> Exercise instructions
Go through the records and extract every line with the word "realms".

> Provided data
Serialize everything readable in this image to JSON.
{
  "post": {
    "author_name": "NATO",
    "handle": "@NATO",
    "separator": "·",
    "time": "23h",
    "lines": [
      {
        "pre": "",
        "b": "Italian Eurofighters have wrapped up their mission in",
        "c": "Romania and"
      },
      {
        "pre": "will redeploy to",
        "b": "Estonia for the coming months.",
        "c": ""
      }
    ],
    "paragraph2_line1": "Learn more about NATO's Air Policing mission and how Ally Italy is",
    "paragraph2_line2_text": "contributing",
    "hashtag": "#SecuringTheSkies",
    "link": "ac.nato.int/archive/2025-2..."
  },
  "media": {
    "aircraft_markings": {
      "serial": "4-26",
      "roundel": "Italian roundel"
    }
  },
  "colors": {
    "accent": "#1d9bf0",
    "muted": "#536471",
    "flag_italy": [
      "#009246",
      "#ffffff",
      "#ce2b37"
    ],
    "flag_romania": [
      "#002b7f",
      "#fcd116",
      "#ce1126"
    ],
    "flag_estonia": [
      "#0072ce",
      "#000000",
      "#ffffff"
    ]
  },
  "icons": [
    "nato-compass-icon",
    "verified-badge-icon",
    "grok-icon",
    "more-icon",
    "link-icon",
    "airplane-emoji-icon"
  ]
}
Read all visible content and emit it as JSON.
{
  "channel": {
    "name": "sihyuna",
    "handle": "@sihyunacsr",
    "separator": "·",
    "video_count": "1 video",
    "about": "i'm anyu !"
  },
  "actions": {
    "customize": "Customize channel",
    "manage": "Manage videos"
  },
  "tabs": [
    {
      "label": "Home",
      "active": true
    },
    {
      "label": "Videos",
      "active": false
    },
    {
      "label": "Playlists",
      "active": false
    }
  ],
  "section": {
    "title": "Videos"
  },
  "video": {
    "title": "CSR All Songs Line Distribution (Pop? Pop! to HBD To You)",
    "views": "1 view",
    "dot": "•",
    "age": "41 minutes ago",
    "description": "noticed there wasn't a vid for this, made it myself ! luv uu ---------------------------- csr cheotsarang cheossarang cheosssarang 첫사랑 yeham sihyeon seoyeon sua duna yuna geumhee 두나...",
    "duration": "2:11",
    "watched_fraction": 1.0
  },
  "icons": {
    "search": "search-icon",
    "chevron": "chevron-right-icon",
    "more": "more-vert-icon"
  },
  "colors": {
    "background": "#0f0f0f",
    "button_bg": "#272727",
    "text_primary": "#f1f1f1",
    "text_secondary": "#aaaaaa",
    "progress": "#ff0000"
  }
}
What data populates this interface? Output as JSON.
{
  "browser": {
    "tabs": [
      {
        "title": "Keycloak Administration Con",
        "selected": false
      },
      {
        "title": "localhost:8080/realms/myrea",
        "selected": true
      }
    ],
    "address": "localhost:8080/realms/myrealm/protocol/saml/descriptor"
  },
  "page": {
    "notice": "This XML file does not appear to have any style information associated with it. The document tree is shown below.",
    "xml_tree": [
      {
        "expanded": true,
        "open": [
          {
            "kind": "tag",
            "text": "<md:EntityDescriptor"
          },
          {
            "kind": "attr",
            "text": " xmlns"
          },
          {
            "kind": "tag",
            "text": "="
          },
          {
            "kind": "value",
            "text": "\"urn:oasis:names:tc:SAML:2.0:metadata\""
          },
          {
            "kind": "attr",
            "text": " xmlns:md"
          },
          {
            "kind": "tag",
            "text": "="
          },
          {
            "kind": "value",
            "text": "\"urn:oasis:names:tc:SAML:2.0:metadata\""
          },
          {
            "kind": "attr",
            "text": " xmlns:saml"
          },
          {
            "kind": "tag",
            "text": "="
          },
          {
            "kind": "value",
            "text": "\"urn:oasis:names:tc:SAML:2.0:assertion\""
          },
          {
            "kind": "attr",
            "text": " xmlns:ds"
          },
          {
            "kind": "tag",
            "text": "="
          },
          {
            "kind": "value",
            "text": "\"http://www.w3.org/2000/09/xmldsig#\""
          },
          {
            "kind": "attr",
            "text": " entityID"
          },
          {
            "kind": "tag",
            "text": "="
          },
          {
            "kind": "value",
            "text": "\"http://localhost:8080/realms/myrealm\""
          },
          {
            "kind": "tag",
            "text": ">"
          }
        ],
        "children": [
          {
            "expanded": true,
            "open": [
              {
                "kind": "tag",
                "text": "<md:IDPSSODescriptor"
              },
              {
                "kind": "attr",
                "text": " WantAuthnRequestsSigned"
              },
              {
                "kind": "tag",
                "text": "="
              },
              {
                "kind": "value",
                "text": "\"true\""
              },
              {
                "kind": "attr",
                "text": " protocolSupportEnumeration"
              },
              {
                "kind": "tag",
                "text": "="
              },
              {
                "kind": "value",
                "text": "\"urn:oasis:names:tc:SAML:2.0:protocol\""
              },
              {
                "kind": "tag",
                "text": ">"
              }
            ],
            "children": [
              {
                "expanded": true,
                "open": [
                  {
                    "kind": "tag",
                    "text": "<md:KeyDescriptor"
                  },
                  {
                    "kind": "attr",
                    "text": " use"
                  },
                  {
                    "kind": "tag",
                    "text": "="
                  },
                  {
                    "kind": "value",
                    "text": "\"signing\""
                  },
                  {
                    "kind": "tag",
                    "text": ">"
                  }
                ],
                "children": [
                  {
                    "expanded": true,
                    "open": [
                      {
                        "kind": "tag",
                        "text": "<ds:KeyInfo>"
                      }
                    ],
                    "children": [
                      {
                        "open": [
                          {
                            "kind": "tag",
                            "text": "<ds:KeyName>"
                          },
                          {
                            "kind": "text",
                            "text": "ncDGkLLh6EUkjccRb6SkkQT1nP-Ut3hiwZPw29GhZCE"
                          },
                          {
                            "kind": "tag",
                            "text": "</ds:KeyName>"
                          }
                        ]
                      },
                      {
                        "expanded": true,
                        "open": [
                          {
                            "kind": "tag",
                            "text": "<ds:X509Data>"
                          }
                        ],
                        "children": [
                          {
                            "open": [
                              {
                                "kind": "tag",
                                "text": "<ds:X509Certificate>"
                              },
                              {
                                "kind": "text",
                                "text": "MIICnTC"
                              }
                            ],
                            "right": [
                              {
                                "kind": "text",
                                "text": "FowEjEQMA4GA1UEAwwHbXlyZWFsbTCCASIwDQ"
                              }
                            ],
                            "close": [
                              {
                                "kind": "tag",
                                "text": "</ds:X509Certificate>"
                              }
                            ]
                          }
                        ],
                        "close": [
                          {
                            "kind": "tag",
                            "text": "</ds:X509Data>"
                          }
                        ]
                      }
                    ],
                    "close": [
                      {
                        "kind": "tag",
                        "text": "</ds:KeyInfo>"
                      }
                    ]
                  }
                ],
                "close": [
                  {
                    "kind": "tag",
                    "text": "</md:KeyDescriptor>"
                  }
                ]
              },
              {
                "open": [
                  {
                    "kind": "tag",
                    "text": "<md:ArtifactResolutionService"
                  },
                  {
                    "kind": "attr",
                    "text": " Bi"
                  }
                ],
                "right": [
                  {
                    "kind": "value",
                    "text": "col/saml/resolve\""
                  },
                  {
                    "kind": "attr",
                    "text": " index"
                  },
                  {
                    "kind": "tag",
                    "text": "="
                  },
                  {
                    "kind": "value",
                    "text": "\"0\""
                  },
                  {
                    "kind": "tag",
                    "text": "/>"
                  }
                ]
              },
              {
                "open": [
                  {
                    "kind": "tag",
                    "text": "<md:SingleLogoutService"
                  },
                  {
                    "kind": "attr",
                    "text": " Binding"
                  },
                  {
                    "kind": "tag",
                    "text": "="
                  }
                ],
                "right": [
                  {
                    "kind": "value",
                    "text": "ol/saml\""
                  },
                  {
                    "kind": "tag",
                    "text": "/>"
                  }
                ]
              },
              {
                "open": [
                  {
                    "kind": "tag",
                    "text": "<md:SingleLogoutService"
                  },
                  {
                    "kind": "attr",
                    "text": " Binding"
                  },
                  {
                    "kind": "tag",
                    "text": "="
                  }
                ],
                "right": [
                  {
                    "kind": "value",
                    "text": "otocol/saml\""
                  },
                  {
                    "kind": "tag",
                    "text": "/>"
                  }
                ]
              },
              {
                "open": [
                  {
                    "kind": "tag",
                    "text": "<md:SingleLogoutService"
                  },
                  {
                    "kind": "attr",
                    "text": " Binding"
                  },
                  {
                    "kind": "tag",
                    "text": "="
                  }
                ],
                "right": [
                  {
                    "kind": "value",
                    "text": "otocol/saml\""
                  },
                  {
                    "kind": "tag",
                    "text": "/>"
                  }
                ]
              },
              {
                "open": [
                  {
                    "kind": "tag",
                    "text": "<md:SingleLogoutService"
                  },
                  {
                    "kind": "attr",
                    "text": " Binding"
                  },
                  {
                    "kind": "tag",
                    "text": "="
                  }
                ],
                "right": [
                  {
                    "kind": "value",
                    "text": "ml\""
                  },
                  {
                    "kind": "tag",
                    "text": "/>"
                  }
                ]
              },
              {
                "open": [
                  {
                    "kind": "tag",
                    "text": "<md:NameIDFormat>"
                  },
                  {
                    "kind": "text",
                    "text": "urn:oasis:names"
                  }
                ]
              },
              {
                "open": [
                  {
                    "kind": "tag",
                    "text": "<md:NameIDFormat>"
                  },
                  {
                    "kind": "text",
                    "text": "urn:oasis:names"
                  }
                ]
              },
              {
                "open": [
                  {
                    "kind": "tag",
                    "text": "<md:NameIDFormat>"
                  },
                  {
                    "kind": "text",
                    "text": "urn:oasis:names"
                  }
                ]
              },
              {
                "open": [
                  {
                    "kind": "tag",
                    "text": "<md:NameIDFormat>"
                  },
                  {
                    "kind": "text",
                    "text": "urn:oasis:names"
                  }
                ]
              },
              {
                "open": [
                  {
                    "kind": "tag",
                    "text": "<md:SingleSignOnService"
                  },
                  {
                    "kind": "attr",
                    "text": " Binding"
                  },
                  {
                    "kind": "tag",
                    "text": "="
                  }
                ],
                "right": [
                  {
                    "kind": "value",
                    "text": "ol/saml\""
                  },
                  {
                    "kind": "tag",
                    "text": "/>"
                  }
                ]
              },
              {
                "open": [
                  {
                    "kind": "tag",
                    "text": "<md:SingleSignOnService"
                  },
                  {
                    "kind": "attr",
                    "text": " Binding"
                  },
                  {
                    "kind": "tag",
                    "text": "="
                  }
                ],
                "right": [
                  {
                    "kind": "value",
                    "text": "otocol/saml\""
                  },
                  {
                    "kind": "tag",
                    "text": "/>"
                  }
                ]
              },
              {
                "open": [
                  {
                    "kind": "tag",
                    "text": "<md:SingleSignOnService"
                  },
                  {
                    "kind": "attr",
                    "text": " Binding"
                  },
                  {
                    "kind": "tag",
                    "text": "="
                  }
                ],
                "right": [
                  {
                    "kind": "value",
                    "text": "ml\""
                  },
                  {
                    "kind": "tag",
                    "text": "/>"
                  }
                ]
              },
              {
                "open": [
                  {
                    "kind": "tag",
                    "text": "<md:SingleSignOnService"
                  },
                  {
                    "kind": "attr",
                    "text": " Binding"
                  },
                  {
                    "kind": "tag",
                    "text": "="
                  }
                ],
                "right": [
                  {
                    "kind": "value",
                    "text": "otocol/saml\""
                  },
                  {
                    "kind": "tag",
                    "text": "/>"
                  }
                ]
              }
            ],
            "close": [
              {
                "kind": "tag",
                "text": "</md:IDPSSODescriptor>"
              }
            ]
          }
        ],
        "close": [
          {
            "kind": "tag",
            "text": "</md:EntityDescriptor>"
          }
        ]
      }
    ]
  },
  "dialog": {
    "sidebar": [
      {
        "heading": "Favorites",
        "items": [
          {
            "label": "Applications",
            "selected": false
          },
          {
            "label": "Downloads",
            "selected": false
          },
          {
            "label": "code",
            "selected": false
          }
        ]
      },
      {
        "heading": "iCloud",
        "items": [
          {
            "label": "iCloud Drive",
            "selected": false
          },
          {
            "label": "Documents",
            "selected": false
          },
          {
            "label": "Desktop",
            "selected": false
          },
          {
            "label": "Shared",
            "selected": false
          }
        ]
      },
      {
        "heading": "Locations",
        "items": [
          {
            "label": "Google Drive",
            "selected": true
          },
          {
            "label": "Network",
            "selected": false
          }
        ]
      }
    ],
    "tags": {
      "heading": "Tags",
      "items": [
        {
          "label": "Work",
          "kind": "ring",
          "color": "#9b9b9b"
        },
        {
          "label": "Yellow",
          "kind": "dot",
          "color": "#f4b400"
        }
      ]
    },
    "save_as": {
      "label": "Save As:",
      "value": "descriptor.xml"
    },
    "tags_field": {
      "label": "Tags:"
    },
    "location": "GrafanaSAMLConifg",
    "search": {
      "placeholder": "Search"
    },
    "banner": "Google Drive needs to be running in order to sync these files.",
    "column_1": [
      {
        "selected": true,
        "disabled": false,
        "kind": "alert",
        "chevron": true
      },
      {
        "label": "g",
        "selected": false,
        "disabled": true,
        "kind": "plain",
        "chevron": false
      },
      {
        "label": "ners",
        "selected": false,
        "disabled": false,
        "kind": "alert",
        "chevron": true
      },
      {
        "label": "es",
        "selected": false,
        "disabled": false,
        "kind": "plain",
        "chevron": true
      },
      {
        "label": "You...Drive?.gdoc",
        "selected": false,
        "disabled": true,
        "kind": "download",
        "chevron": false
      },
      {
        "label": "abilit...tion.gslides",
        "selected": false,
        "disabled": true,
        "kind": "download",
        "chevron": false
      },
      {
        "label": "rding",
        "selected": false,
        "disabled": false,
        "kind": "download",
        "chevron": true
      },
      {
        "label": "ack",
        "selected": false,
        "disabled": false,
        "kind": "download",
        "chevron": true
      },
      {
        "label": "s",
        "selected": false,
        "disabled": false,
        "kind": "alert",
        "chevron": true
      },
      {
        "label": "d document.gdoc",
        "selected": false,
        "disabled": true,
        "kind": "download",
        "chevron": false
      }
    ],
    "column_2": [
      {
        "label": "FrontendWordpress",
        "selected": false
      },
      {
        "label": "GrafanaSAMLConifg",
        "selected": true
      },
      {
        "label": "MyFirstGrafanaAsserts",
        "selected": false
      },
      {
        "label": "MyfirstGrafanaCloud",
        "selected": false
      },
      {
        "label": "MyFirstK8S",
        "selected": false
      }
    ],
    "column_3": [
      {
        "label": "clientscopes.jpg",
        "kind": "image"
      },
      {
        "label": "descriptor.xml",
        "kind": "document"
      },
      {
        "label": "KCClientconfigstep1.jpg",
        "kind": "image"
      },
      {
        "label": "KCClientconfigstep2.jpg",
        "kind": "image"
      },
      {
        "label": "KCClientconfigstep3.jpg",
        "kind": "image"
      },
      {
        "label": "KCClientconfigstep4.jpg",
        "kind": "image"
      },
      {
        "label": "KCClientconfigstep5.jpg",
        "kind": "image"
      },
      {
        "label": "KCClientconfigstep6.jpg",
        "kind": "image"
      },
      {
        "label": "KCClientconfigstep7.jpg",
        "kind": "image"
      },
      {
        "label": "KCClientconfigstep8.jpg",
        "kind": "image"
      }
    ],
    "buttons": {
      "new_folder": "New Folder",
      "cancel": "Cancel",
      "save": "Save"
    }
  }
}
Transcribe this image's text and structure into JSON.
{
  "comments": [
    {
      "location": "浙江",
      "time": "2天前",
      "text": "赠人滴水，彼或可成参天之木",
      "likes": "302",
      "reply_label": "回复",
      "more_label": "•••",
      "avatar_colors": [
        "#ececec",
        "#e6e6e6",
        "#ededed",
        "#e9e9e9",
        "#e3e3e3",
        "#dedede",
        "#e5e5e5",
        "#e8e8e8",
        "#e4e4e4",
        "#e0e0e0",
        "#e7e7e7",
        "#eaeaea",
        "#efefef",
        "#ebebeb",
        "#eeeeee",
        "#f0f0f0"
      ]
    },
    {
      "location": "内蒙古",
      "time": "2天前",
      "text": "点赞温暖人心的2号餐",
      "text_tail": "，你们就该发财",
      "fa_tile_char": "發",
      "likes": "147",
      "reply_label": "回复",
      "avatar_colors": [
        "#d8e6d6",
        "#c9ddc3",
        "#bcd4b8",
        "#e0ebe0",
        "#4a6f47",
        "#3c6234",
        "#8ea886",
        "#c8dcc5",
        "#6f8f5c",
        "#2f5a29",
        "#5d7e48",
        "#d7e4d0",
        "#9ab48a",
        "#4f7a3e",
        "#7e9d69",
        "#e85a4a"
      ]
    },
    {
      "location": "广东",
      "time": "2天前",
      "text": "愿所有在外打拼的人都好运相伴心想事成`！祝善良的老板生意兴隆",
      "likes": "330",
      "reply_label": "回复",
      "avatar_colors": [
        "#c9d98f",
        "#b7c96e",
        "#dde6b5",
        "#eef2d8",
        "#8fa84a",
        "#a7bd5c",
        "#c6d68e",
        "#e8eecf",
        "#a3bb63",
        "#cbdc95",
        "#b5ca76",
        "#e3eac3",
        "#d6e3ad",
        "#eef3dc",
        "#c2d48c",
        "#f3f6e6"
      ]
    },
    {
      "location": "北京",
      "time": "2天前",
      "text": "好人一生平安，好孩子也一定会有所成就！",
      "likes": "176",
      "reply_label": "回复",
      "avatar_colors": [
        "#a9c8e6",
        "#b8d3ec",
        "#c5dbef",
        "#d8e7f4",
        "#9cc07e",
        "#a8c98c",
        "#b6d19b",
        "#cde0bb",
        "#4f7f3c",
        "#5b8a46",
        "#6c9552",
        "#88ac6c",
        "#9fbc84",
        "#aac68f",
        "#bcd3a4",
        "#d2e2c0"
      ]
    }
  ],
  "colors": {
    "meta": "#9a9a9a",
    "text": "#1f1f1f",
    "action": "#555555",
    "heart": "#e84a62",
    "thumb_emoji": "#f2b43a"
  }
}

> Result for this exercise
        "title": "localhost:8080/realms/myrea",
    "address": "localhost:8080/realms/myrealm/protocol/saml/descriptor"
            "text": "\"http://localhost:8080/realms/myrealm\""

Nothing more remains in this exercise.